Your instructions :: Read the listing below and copy out every line that holds "Σύνδεση".

(Some records)
━━━━━━
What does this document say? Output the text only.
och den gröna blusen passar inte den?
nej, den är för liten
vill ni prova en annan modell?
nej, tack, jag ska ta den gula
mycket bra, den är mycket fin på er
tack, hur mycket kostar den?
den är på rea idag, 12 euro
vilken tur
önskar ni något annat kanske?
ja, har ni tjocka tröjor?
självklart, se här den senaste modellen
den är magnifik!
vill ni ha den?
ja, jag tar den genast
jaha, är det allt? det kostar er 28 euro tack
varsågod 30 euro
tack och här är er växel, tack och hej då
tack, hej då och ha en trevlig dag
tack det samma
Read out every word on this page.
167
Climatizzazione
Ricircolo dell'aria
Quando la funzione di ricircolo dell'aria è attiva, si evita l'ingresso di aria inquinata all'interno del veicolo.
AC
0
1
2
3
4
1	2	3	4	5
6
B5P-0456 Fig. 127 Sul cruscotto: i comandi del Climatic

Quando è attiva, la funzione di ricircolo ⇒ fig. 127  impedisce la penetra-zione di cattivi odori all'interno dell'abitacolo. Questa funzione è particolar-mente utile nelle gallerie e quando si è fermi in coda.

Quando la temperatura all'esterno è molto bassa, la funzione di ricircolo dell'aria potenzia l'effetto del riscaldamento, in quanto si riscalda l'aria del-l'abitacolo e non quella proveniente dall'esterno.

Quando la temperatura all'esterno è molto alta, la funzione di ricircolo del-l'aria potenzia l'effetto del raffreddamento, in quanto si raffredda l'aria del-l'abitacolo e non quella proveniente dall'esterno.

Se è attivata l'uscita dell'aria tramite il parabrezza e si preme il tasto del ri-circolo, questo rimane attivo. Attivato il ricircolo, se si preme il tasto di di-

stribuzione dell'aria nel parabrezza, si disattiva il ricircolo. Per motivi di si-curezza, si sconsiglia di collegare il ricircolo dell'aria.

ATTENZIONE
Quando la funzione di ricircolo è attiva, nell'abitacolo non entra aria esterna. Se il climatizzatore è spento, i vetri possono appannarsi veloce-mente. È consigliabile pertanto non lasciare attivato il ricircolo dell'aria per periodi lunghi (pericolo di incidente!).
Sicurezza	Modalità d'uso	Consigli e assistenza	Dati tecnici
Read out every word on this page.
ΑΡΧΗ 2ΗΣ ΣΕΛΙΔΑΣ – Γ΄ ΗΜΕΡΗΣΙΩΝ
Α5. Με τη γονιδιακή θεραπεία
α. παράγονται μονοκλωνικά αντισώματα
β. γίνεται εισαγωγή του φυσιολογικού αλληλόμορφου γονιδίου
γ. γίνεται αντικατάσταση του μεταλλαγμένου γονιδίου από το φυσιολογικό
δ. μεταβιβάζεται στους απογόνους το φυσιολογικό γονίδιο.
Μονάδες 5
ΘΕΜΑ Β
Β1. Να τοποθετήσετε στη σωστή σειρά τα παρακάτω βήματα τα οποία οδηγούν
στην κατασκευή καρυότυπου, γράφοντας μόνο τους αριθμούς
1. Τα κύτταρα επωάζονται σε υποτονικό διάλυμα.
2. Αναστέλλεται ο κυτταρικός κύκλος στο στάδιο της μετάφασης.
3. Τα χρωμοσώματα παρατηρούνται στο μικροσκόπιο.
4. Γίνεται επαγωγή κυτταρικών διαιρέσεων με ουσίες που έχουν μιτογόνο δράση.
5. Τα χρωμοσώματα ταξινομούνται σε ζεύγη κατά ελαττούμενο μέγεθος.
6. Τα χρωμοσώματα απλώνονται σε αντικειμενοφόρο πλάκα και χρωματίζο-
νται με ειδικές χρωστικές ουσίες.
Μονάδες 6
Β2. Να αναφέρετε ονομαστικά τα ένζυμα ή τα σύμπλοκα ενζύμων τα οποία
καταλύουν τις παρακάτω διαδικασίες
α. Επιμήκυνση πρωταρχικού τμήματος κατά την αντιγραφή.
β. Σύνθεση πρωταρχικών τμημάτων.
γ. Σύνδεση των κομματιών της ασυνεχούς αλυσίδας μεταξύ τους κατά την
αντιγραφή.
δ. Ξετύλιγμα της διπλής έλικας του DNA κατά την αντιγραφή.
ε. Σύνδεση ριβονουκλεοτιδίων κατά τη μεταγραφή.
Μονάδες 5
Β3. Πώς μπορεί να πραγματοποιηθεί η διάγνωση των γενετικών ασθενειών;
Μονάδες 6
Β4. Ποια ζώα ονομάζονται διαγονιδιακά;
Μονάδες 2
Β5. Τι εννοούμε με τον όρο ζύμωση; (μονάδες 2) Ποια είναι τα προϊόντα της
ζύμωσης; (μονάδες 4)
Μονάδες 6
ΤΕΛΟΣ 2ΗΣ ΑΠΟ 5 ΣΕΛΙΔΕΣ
━━━━━━
Solution for this problem ::
γ. Σύνδεση των κομματιών της ασυνεχούς αλυσίδας μεταξύ τους κατά την
ε. Σύνδεση ριβονουκλεοτιδίων κατά τη μεταγραφή.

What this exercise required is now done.